====== Data provided
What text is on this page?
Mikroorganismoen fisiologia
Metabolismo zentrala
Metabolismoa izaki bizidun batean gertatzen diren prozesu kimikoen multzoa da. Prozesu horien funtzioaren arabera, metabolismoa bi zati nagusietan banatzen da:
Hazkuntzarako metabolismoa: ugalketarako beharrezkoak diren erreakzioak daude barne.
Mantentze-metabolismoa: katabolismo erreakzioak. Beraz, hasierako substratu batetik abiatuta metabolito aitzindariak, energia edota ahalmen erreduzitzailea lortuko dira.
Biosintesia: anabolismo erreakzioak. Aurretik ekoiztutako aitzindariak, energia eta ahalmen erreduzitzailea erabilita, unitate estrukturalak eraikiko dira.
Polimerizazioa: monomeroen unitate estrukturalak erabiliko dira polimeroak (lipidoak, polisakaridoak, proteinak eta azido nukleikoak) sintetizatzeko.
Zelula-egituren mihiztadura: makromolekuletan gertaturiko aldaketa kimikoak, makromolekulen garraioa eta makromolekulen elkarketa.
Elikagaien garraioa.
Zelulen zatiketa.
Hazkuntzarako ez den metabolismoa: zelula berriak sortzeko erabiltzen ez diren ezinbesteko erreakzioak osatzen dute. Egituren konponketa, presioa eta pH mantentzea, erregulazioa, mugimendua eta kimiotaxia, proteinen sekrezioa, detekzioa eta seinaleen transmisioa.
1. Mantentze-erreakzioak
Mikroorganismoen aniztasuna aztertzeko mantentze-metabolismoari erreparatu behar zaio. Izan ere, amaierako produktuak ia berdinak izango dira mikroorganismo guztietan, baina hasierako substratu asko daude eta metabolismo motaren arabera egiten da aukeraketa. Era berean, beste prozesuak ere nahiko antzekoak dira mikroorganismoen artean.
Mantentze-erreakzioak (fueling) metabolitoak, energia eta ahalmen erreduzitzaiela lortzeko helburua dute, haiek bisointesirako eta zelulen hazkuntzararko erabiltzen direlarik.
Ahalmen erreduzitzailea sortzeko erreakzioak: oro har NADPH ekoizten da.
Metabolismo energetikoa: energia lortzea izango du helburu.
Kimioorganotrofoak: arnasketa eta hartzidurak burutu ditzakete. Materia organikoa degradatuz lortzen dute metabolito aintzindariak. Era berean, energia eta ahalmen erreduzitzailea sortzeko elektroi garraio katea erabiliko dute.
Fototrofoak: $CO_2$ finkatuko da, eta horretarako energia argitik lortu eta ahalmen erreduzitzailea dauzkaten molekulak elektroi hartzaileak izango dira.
============
====== Data provided
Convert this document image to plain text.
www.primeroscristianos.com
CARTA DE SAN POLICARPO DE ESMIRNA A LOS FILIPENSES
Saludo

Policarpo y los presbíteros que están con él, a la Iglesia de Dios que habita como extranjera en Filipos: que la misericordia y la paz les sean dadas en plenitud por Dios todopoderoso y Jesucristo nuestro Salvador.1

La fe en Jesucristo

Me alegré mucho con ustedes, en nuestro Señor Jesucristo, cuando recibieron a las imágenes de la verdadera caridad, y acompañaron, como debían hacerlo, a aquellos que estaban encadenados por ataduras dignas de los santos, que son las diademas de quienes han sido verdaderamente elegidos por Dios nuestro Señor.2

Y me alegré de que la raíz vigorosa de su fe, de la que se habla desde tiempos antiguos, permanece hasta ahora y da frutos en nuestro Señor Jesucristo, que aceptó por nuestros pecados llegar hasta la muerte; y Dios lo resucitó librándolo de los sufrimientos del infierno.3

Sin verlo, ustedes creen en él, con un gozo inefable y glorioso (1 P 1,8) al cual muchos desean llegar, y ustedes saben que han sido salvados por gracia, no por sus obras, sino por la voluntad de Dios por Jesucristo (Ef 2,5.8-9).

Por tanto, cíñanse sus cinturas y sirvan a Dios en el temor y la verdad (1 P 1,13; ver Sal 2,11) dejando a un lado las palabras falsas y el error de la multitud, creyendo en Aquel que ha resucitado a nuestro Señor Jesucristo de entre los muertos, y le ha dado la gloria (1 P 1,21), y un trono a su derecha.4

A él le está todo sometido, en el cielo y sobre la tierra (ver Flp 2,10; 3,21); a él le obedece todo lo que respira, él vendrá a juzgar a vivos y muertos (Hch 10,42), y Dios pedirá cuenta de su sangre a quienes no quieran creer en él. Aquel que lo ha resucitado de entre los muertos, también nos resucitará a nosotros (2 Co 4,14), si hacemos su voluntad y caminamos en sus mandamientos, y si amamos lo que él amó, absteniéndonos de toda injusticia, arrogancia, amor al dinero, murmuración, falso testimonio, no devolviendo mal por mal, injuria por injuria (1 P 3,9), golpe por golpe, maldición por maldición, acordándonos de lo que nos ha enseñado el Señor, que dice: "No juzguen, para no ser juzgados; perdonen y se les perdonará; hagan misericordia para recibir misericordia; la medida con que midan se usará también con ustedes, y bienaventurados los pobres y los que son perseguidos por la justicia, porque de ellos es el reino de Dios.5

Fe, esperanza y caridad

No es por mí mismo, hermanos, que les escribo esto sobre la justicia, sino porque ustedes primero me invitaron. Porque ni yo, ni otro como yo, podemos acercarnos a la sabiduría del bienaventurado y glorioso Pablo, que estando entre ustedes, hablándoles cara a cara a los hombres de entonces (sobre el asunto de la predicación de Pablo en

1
============
====== Data provided
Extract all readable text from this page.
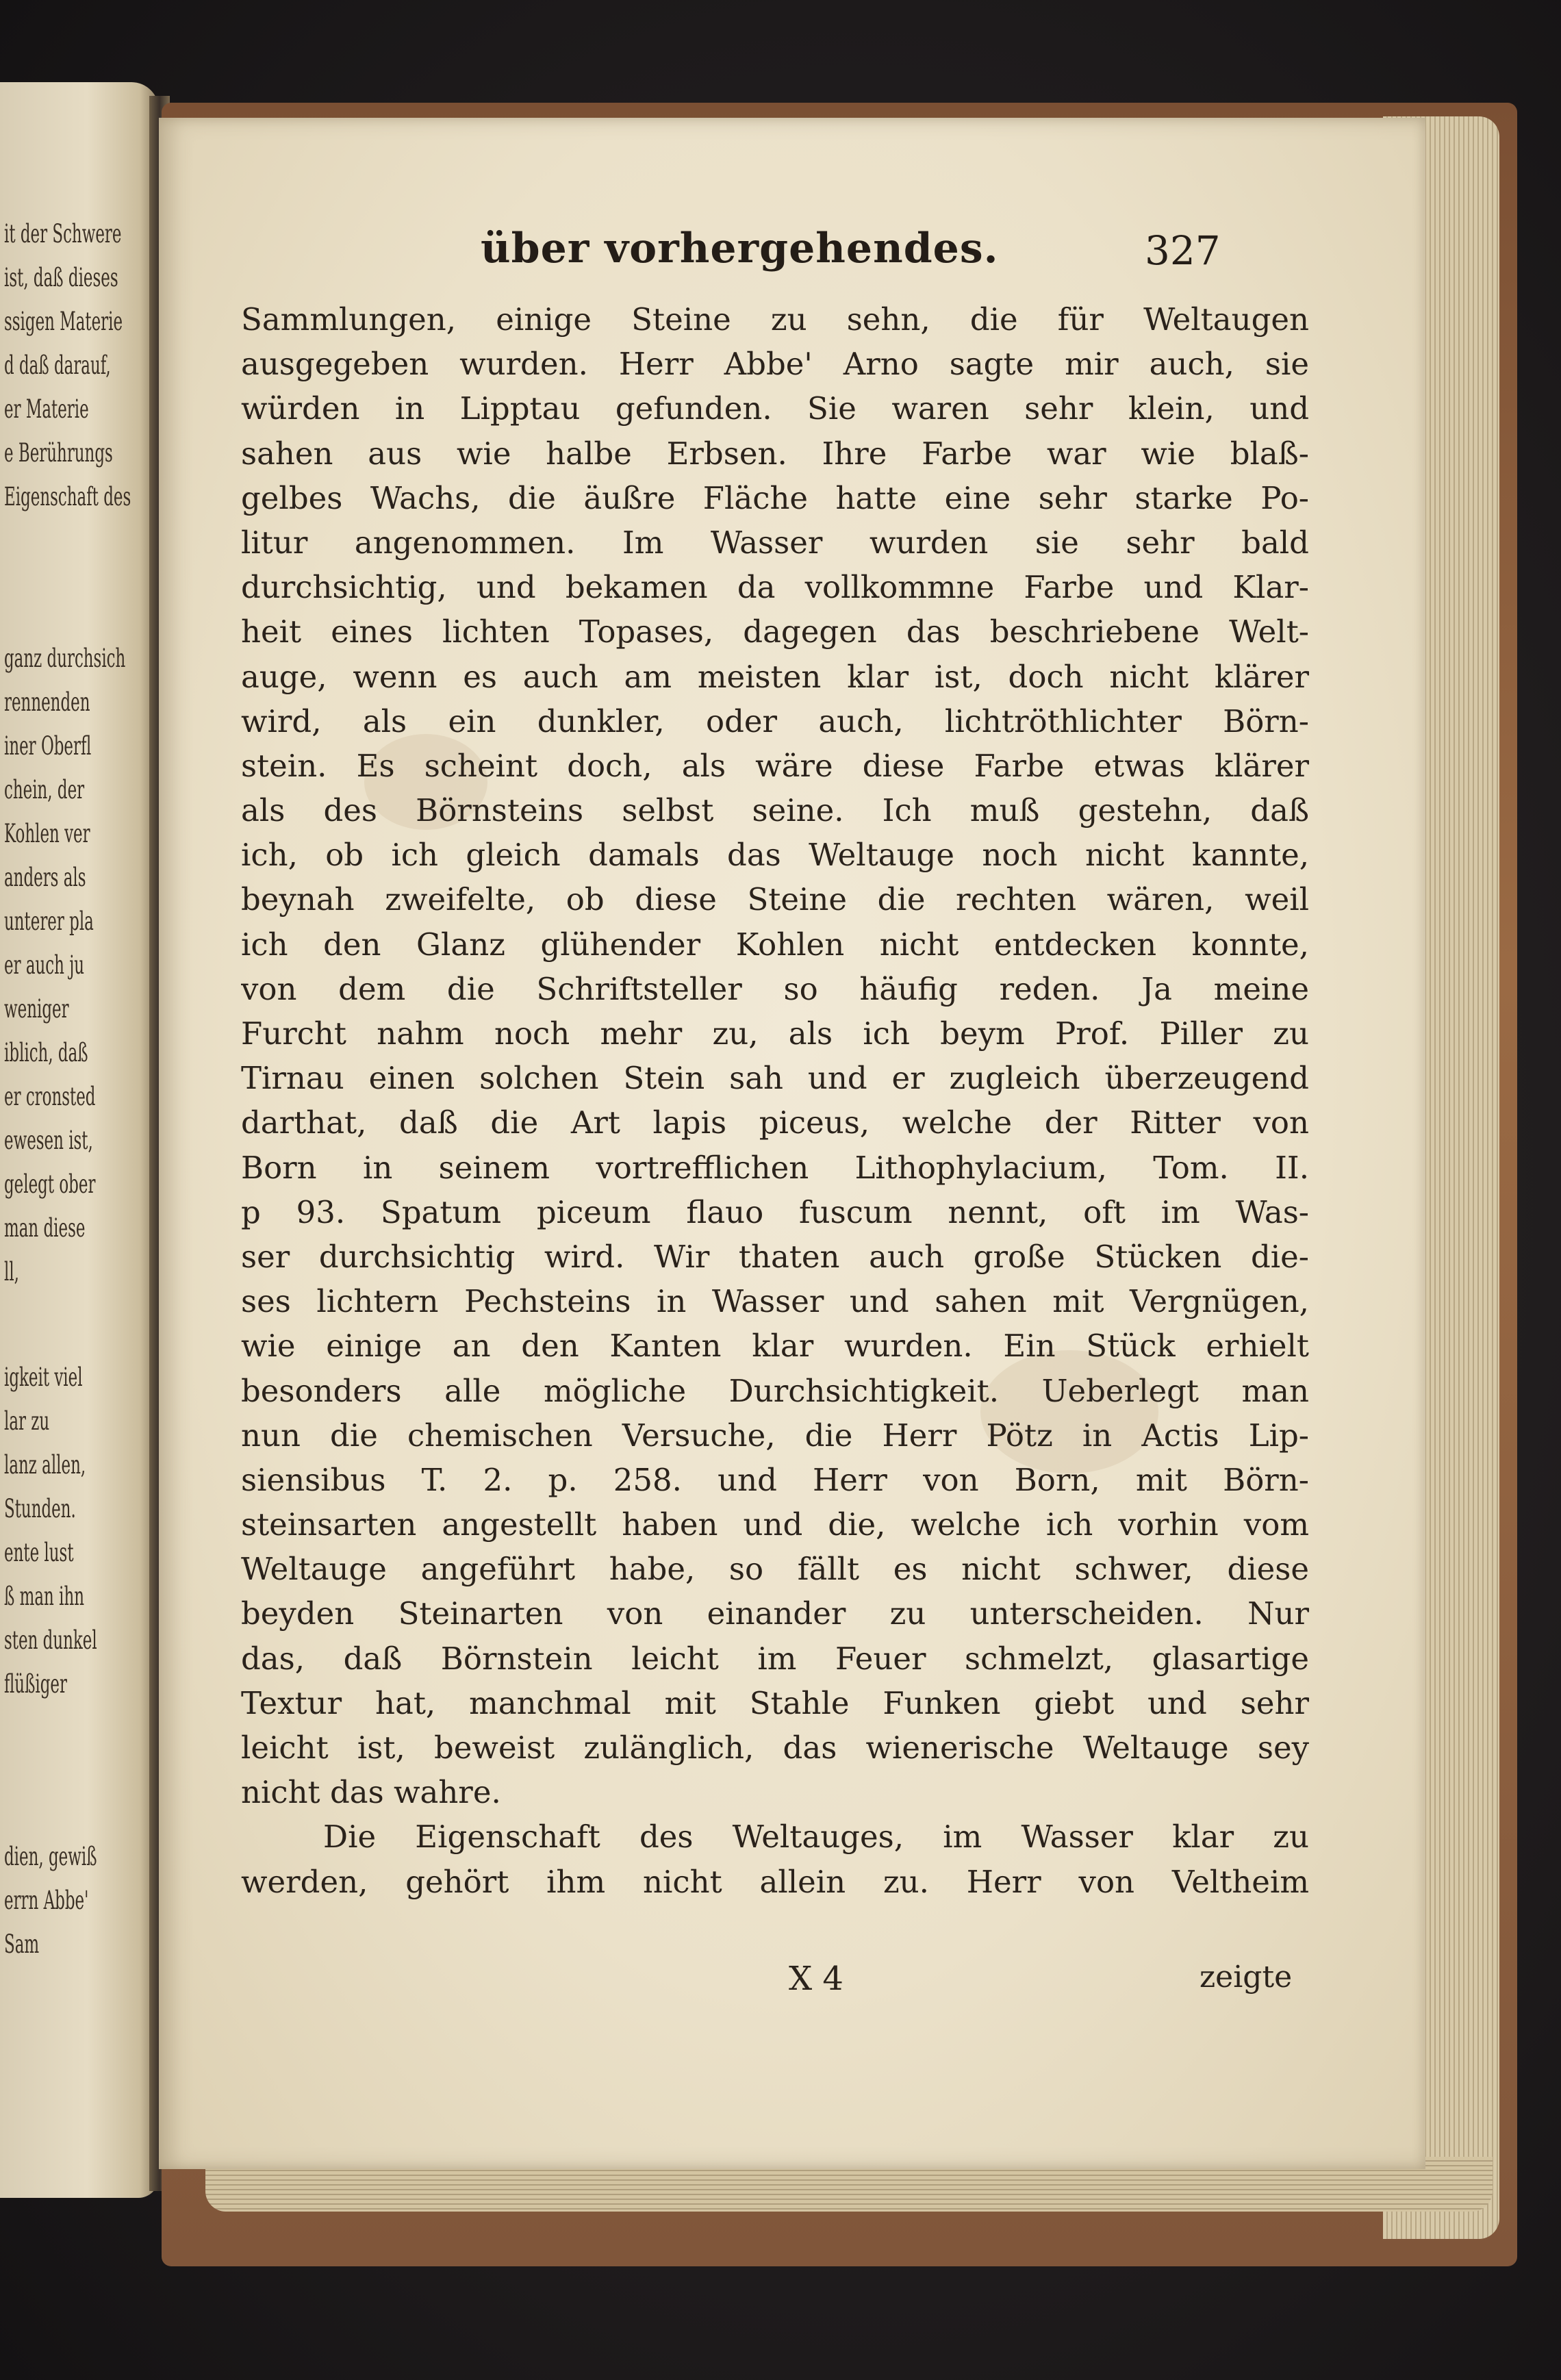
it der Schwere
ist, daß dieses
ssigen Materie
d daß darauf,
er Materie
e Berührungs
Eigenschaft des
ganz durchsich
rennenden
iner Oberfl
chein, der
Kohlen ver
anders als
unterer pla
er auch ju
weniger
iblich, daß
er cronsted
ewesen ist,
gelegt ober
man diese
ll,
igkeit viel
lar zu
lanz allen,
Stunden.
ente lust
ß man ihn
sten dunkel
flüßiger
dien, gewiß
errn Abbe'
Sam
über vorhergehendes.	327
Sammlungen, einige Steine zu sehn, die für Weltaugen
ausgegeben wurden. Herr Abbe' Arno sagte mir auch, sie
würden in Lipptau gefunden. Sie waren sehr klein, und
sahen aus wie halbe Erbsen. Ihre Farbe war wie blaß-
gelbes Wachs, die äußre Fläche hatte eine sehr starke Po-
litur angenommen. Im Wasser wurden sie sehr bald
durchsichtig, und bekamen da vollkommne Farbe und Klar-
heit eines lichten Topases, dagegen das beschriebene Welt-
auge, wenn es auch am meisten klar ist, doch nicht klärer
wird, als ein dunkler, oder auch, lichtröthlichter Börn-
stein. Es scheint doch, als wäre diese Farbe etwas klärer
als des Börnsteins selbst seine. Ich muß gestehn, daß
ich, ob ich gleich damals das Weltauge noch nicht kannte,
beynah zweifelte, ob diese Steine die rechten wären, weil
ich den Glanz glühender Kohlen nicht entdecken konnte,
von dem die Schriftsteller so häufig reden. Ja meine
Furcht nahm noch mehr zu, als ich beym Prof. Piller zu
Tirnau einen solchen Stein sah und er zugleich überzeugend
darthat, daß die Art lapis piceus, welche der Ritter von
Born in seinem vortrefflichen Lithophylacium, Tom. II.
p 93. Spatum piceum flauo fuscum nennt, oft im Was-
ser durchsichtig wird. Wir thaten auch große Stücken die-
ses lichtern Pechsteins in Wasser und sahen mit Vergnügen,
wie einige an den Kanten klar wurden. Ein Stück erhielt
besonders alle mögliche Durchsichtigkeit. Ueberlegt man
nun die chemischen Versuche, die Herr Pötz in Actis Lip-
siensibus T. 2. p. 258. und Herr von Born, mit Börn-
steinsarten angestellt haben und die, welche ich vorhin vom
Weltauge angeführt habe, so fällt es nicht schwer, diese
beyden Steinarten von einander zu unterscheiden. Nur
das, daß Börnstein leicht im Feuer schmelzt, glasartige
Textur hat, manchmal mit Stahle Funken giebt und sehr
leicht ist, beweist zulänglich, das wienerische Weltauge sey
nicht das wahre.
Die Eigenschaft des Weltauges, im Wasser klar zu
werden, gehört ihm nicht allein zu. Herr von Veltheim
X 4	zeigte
============
▸ Work task
The lines of the records that contain the string "izango" should be located and copied.

▸ Solution to the exercise
Mikroorganismoen aniztasuna aztertzeko mantentze-metabolismoari erreparatu behar zaio. Izan ere, amaierako produktuak ia berdinak izango dira mikroorganismo guztietan, baina hasierako substratu asko daude eta metabolismo motaren arabera egiten da aukeraketa. Era berean, beste prozesuak ere nahiko antzekoak dira mikroorganismoen artean.
Metabolismo energetikoa: energia lortzea izango du helburu.
Fototrofoak: $CO_2$ finkatuko da, eta horretarako energia argitik lortu eta ahalmen erreduzitzailea dauzkaten molekulak elektroi hartzaileak izango dira.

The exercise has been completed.